**Stated goal**
Draw out every line with the word "Logic" from the listing below.

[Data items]

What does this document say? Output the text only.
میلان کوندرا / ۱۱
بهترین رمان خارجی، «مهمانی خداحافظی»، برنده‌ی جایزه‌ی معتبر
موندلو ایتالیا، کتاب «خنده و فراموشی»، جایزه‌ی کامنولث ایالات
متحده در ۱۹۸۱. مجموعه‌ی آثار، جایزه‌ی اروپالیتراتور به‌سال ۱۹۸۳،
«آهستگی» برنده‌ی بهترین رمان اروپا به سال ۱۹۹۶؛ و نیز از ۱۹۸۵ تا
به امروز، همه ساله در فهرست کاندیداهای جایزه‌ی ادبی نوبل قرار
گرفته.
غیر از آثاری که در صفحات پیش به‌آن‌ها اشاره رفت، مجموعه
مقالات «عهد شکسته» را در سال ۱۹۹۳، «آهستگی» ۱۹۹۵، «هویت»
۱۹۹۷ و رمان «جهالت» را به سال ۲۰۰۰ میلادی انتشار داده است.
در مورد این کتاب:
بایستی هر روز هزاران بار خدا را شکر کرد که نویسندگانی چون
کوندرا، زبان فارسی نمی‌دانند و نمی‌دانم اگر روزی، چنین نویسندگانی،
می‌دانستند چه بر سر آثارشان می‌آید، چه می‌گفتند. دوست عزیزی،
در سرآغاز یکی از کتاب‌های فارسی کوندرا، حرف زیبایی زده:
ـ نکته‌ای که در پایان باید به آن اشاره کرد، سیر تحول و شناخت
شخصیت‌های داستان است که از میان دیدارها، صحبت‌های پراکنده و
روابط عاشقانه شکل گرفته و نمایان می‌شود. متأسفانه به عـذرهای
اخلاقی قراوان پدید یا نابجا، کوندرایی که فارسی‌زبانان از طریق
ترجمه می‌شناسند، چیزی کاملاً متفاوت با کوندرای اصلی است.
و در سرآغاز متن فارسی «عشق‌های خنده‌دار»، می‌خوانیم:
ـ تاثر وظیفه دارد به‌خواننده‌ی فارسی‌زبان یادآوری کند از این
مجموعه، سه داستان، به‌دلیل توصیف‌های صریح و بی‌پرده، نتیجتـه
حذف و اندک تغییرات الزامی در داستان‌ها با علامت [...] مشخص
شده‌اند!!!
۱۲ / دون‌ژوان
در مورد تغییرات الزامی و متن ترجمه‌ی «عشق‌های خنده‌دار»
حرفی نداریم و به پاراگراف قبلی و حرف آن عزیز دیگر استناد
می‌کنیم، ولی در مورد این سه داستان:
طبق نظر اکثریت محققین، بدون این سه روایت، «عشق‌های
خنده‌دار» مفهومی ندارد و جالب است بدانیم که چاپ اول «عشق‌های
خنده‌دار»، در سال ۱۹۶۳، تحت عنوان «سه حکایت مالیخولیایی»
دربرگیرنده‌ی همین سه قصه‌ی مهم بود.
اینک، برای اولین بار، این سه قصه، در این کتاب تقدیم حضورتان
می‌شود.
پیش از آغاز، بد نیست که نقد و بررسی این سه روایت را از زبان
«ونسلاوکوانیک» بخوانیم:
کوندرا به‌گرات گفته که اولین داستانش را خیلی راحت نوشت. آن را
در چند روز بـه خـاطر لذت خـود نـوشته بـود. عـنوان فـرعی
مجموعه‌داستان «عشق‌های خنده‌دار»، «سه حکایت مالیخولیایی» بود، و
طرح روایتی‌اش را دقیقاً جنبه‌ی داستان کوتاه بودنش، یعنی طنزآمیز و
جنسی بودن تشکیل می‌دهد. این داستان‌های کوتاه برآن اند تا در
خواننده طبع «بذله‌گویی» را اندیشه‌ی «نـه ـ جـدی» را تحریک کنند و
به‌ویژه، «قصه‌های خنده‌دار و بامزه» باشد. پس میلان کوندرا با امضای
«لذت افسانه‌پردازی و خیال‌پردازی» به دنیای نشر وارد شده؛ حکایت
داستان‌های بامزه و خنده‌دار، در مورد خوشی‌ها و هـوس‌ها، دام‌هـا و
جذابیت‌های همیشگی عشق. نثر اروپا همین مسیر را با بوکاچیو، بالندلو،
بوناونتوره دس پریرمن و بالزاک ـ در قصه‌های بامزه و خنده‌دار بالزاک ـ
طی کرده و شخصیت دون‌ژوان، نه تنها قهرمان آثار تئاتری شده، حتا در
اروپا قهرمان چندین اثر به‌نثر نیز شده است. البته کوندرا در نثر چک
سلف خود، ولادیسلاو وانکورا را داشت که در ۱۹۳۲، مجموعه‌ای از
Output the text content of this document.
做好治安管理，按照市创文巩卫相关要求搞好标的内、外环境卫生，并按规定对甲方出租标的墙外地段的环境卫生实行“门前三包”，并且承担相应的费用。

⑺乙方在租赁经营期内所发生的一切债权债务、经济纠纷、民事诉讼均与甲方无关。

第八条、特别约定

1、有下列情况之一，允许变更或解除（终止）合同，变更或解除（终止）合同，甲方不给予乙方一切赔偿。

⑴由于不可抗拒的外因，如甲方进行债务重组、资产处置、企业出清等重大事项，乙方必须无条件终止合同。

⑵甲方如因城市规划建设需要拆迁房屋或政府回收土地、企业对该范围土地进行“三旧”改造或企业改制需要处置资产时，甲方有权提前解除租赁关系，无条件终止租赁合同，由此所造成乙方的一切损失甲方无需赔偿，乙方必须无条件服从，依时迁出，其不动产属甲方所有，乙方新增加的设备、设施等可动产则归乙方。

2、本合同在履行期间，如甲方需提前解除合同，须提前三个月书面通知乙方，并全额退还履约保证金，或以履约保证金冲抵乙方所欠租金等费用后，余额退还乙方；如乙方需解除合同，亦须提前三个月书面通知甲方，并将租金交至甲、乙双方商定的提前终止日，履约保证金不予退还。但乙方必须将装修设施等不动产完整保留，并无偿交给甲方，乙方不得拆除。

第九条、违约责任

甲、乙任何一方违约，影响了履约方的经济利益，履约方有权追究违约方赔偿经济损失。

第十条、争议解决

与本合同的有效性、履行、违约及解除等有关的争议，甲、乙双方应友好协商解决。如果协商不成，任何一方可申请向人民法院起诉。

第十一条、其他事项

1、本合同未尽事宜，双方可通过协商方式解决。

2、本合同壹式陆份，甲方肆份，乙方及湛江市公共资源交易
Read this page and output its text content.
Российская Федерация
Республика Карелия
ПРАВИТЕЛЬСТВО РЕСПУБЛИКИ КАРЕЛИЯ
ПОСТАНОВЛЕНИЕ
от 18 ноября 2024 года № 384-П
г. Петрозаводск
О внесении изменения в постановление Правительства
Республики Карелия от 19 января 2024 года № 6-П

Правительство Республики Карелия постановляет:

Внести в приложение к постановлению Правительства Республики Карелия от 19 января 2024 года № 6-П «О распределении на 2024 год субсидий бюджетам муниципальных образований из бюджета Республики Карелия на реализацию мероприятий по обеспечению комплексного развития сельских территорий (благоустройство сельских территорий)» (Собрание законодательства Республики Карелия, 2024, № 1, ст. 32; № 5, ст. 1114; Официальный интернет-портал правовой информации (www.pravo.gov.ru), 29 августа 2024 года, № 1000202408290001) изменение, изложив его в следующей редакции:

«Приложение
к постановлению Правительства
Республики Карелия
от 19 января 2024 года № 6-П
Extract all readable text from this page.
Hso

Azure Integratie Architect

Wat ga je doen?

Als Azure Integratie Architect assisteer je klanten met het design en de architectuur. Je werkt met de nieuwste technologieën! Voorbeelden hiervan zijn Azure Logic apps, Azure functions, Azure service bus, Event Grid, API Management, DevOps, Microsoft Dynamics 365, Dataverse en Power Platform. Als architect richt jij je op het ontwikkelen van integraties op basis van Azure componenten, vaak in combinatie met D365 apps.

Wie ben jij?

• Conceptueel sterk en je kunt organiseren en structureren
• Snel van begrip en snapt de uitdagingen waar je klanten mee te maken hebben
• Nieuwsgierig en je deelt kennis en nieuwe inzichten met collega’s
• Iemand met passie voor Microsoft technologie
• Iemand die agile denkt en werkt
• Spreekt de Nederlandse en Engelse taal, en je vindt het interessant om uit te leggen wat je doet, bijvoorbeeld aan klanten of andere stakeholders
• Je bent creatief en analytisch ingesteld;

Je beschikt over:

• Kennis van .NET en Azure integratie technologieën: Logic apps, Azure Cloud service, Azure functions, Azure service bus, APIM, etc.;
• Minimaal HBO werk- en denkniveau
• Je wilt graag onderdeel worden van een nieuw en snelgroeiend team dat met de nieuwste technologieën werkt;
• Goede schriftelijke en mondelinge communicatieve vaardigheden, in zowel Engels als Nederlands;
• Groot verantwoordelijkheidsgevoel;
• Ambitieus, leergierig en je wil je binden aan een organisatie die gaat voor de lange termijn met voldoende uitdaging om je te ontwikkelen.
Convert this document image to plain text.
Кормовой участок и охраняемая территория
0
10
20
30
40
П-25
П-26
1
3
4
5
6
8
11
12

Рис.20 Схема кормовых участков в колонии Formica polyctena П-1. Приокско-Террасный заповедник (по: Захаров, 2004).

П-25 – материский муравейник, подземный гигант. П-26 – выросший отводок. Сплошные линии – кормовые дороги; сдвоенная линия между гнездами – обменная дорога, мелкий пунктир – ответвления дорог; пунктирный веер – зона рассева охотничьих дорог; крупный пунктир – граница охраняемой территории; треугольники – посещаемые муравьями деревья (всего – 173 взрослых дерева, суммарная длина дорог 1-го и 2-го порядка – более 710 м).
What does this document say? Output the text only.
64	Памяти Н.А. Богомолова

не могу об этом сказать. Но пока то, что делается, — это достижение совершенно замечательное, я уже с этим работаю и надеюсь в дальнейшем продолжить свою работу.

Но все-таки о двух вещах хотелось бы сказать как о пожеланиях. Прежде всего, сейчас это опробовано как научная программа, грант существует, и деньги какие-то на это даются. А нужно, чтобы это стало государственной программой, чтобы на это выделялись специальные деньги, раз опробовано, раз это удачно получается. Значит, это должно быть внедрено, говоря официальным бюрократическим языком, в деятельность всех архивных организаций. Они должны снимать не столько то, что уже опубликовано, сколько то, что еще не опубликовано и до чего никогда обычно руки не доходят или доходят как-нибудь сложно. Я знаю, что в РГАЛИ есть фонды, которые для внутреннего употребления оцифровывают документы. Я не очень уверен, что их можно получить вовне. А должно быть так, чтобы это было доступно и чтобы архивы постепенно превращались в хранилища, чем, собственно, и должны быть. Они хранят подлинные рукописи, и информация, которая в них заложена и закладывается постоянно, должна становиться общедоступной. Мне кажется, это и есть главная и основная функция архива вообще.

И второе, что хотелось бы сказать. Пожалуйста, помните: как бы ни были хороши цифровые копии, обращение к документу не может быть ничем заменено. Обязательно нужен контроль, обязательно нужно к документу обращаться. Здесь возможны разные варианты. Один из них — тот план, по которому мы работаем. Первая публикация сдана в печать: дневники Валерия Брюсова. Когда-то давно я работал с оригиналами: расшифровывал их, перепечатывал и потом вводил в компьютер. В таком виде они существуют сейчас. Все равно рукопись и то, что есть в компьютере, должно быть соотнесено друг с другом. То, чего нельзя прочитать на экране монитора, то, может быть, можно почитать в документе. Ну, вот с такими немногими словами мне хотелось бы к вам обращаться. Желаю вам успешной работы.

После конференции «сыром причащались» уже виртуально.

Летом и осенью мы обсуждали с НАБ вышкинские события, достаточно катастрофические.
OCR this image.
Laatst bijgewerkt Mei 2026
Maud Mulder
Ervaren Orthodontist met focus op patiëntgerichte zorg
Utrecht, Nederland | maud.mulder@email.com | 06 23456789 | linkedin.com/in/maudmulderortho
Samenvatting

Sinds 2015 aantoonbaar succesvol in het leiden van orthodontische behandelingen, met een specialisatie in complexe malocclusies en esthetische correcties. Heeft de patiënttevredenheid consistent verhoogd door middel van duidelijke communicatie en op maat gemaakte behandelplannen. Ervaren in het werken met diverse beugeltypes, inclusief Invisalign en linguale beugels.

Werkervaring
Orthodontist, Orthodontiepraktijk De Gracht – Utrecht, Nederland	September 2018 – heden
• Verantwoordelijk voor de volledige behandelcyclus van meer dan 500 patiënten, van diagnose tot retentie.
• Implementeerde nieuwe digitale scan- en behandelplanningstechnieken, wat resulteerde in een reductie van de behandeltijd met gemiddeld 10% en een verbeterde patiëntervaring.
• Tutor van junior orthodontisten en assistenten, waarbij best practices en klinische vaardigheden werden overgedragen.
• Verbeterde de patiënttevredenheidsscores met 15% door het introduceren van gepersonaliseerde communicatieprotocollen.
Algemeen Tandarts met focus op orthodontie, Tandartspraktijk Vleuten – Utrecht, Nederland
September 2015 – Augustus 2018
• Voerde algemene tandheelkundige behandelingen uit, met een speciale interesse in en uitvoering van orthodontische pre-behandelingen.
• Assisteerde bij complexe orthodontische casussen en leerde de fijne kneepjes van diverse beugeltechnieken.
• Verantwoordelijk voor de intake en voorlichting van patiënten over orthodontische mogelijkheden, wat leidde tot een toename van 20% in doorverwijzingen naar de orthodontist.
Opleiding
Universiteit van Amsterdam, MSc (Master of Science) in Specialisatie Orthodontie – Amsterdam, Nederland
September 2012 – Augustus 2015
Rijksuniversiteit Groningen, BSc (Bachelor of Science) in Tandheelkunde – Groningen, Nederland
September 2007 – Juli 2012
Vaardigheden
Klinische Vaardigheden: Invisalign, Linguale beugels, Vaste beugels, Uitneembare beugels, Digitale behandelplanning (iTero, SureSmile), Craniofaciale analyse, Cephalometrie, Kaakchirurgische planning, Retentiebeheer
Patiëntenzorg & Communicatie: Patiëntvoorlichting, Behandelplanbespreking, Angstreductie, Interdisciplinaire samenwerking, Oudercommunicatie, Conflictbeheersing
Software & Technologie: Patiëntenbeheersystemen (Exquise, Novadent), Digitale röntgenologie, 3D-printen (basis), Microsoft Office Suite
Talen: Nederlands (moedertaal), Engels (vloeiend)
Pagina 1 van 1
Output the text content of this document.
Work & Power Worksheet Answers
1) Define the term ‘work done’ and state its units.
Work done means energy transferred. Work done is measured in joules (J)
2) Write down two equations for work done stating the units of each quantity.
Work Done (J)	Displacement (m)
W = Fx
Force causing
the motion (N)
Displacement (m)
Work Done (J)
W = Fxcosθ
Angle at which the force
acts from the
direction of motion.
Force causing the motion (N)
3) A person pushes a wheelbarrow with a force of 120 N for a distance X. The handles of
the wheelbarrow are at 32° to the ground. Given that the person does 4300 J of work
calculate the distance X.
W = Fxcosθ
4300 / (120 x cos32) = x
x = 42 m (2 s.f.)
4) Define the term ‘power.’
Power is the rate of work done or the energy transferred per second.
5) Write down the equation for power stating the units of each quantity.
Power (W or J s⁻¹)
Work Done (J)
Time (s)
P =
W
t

**Answer for the task**
Als Azure Integratie Architect assisteer je klanten met het design en de architectuur. Je werkt met de nieuwste technologieën! Voorbeelden hiervan zijn Azure Logic apps, Azure functions, Azure service bus, Event Grid, API Management, DevOps, Microsoft Dynamics 365, Dataverse en Power Platform. Als architect richt jij je op het ontwikkelen van integraties op basis van Azure componenten, vaak in combinatie met D365 apps.
• Kennis van .NET en Azure integratie technologieën: Logic apps, Azure Cloud service, Azure functions, Azure service bus, APIM, etc.;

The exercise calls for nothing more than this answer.